Provide an exact reproduction of every entry.

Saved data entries
··········
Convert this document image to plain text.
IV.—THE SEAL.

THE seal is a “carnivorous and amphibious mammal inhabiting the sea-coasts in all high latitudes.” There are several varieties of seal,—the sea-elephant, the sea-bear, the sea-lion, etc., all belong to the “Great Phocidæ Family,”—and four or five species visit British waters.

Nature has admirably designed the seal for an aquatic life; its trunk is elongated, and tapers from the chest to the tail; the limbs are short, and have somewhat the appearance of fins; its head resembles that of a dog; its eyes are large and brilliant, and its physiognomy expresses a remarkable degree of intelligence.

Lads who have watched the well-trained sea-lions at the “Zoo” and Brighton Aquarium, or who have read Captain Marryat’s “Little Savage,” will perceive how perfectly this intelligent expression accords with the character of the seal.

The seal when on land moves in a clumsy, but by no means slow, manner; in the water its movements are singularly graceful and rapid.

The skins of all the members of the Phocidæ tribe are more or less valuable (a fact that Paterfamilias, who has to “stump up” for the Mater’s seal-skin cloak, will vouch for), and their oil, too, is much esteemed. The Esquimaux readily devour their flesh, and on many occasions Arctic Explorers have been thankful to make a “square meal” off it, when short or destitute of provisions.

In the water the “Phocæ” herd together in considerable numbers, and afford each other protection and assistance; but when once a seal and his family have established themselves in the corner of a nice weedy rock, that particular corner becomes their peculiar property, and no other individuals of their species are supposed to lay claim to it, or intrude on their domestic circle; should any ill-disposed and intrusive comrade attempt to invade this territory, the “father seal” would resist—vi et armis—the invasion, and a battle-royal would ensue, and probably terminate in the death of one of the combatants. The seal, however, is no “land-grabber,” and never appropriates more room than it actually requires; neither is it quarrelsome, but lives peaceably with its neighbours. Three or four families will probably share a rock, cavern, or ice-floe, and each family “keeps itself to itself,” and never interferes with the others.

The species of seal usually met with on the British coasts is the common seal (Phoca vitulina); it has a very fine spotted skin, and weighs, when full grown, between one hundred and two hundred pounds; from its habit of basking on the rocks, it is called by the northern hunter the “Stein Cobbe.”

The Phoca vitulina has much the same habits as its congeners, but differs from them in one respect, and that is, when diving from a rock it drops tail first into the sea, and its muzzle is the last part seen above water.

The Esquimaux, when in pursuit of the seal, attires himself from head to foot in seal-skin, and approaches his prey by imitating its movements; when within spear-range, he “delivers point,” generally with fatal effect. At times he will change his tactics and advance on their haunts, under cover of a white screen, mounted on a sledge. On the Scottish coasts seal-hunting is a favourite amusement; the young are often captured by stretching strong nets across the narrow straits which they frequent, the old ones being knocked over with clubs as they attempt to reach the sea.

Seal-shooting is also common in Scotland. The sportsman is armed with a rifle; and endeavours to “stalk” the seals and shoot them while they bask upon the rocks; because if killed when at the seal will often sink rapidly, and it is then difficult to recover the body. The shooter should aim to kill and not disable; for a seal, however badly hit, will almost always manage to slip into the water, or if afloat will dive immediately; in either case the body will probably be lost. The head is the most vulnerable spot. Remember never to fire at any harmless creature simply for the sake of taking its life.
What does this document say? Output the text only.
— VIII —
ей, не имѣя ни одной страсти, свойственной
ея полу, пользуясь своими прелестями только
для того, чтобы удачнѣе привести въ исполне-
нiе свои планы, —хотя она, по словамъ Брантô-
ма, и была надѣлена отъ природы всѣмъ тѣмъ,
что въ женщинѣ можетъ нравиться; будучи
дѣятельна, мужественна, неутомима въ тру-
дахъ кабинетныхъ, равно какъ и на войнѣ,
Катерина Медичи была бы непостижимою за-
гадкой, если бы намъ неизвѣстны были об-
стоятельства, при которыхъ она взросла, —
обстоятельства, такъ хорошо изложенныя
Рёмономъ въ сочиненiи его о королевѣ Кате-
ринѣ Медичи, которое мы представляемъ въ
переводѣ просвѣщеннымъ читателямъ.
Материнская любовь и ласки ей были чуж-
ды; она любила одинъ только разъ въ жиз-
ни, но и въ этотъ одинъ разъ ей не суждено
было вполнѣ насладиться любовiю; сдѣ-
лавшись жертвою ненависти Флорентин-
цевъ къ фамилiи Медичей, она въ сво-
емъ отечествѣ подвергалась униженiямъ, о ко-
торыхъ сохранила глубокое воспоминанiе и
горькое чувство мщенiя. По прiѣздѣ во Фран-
··········
[ANSWER TO THIS PROBLEM]:
Convert this document image to plain text.
IV.—THE SEAL.

THE seal is a “carnivorous and amphibious mammal inhabiting the sea-coasts in all high latitudes.” There are several varieties of seal,—the sea-elephant, the sea-bear, the sea-lion, etc., all belong to the “Great Phocidæ Family,”—and four or five species visit British waters.

Nature has admirably designed the seal for an aquatic life; its trunk is elongated, and tapers from the chest to the tail; the limbs are short, and have somewhat the appearance of fins; its head resembles that of a dog; its eyes are large and brilliant, and its physiognomy expresses a remarkable degree of intelligence.

Lads who have watched the well-trained sea-lions at the “Zoo” and Brighton Aquarium, or who have read Captain Marryat’s “Little Savage,” will perceive how perfectly this intelligent expression accords with the character of the seal.

The seal when on land moves in a clumsy, but by no means slow, manner; in the water its movements are singularly graceful and rapid.

The skins of all the members of the Phocidæ tribe are more or less valuable (a fact that Paterfamilias, who has to “stump up” for the Mater’s seal-skin cloak, will vouch for), and their oil, too, is much esteemed. The Esquimaux readily devour their flesh, and on many occasions Arctic Explorers have been thankful to make a “square meal” off it, when short or destitute of provisions.

In the water the “Phocæ” herd together in considerable numbers, and afford each other protection and assistance; but when once a seal and his family have established themselves in the corner of a nice weedy rock, that particular corner becomes their peculiar property, and no other individuals of their species are supposed to lay claim to it, or intrude on their domestic circle; should any ill-disposed and intrusive comrade attempt to invade this territory, the “father seal” would resist—vi et armis—the invasion, and a battle-royal would ensue, and probably terminate in the death of one of the combatants. The seal, however, is no “land-grabber,” and never appropriates more room than it actually requires; neither is it quarrelsome, but lives peaceably with its neighbours. Three or four families will probably share a rock, cavern, or ice-floe, and each family “keeps itself to itself,” and never interferes with the others.

The species of seal usually met with on the British coasts is the common seal (Phoca vitulina); it has a very fine spotted skin, and weighs, when full grown, between one hundred and two hundred pounds; from its habit of basking on the rocks, it is called by the northern hunter the “Stein Cobbe.”

The Phoca vitulina has much the same habits as its congeners, but differs from them in one respect, and that is, when diving from a rock it drops tail first into the sea, and its muzzle is the last part seen above water.

The Esquimaux, when in pursuit of the seal, attires himself from head to foot in seal-skin, and approaches his prey by imitating its movements; when within spear-range, he “delivers point,” generally with fatal effect. At times he will change his tactics and advance on their haunts, under cover of a white screen, mounted on a sledge. On the Scottish coasts seal-hunting is a favourite amusement; the young are often captured by stretching strong nets across the narrow straits which they frequent, the old ones being knocked over with clubs as they attempt to reach the sea.

Seal-shooting is also common in Scotland. The sportsman is armed with a rifle; and endeavours to “stalk” the seals and shoot them while they bask upon the rocks; because if killed when at the seal will often sink rapidly, and it is then difficult to recover the body. The shooter should aim to kill and not disable; for a seal, however badly hit, will almost always manage to slip into the water, or if afloat will dive immediately; in either case the body will probably be lost. The head is the most vulnerable spot. Remember never to fire at any harmless creature simply for the sake of taking its life.
What does this document say? Output the text only.
— VIII —
ей, не имѣя ни одной страсти, свойственной
ея полу, пользуясь своими прелестями только
для того, чтобы удачнѣе привести въ исполне-
нiе свои планы, —хотя она, по словамъ Брантô-
ма, и была надѣлена отъ природы всѣмъ тѣмъ,
что въ женщинѣ можетъ нравиться; будучи
дѣятельна, мужественна, неутомима въ тру-
дахъ кабинетныхъ, равно какъ и на войнѣ,
Катерина Медичи была бы непостижимою за-
гадкой, если бы намъ неизвѣстны были об-
стоятельства, при которыхъ она взросла, —
обстоятельства, такъ хорошо изложенныя
Рёмономъ въ сочиненiи его о королевѣ Кате-
ринѣ Медичи, которое мы представляемъ въ
переводѣ просвѣщеннымъ читателямъ.
Материнская любовь и ласки ей были чуж-
ды; она любила одинъ только разъ въ жиз-
ни, но и въ этотъ одинъ разъ ей не суждено
было вполнѣ насладиться любовiю; сдѣ-
лавшись жертвою ненависти Флорентин-
цевъ къ фамилiи Медичей, она въ сво-
емъ отечествѣ подвергалась униженiямъ, о ко-
торыхъ сохранила глубокое воспоминанiе и
горькое чувство мщенiя. По прiѣздѣ во Фран-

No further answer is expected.